> **EXERCISE AIM**
Write every line out verbatim and omit the pictures.

[Records that describe figures]

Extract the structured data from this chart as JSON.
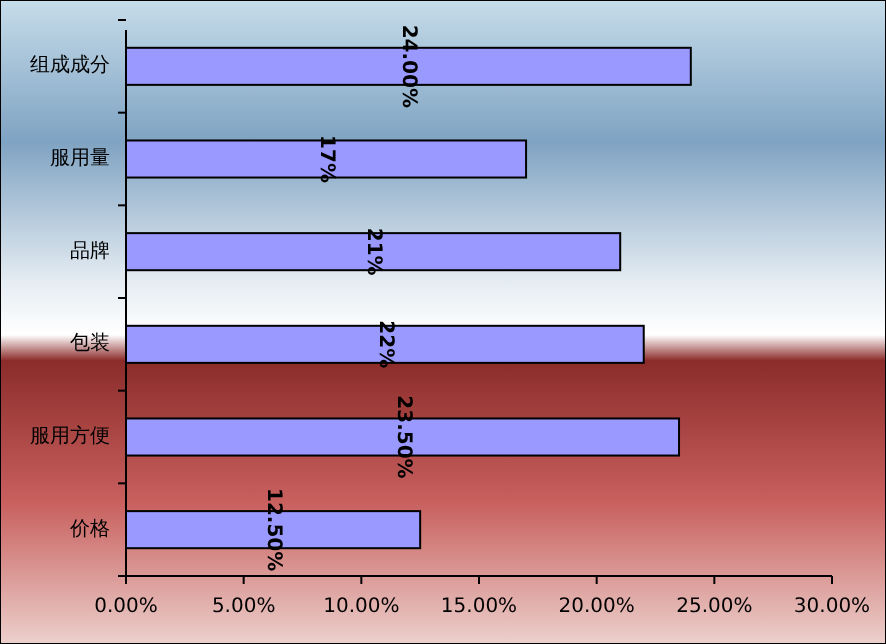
{
  "chart_data": {
    "type": "bar",
    "orientation": "horizontal",
    "categories": [
      "组成成分",
      "服用量",
      "品牌",
      "包装",
      "服用方便",
      "价格"
    ],
    "values": [
      24,
      17,
      21,
      22,
      23.5,
      12.5
    ],
    "value_labels": [
      "24.00%",
      "17%",
      "21%",
      "22%",
      "23.50%",
      "12.50%"
    ],
    "color": "#9999ff",
    "xlim": [
      0,
      30
    ],
    "xticks": [
      {
        "value": 0,
        "label": "0.00%"
      },
      {
        "value": 5,
        "label": "5.00%"
      },
      {
        "value": 10,
        "label": "10.00%"
      },
      {
        "value": 15,
        "label": "15.00%"
      },
      {
        "value": 20,
        "label": "20.00%"
      },
      {
        "value": 25,
        "label": "25.00%"
      },
      {
        "value": 30,
        "label": "30.00%"
      }
    ],
    "grid": false
  }
}
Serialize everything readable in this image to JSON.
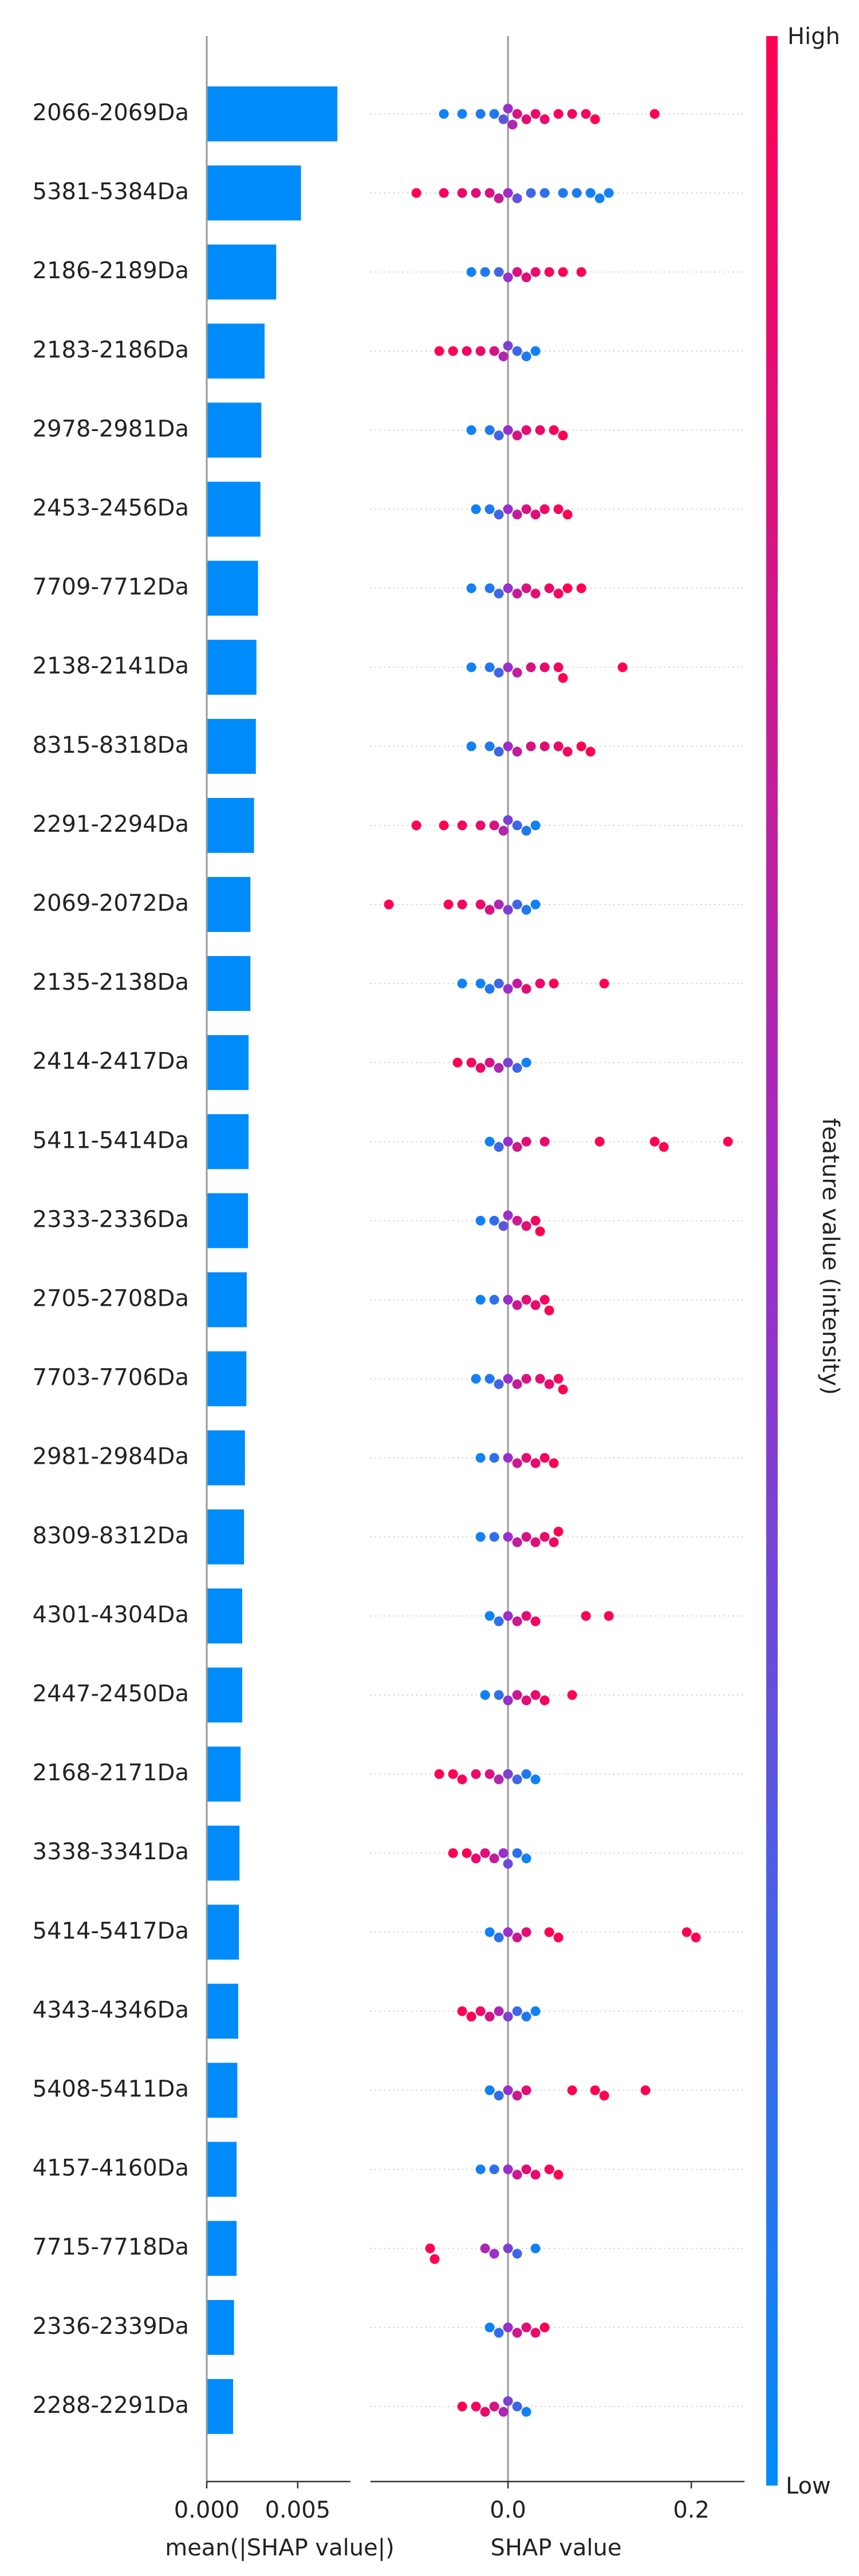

> **SOLUTION**
Extract the structured data from this chart as JSON.
{
  "chart_data": {
    "type": "bar",
    "orientation": "horizontal",
    "categories": [
      "组成成分",
      "服用量",
      "品牌",
      "包装",
      "服用方便",
      "价格"
    ],
    "values": [
      24,
      17,
      21,
      22,
      23.5,
      12.5
    ],
    "value_labels": [
      "24.00%",
      "17%",
      "21%",
      "22%",
      "23.50%",
      "12.50%"
    ],
    "color": "#9999ff",
    "xlim": [
      0,
      30
    ],
    "xticks": [
      {
        "value": 0,
        "label": "0.00%"
      },
      {
        "value": 5,
        "label": "5.00%"
      },
      {
        "value": 10,
        "label": "10.00%"
      },
      {
        "value": 15,
        "label": "15.00%"
      },
      {
        "value": 20,
        "label": "20.00%"
      },
      {
        "value": 25,
        "label": "25.00%"
      },
      {
        "value": 30,
        "label": "30.00%"
      }
    ],
    "grid": false
  }
}
Serialize everything readable in this image to JSON.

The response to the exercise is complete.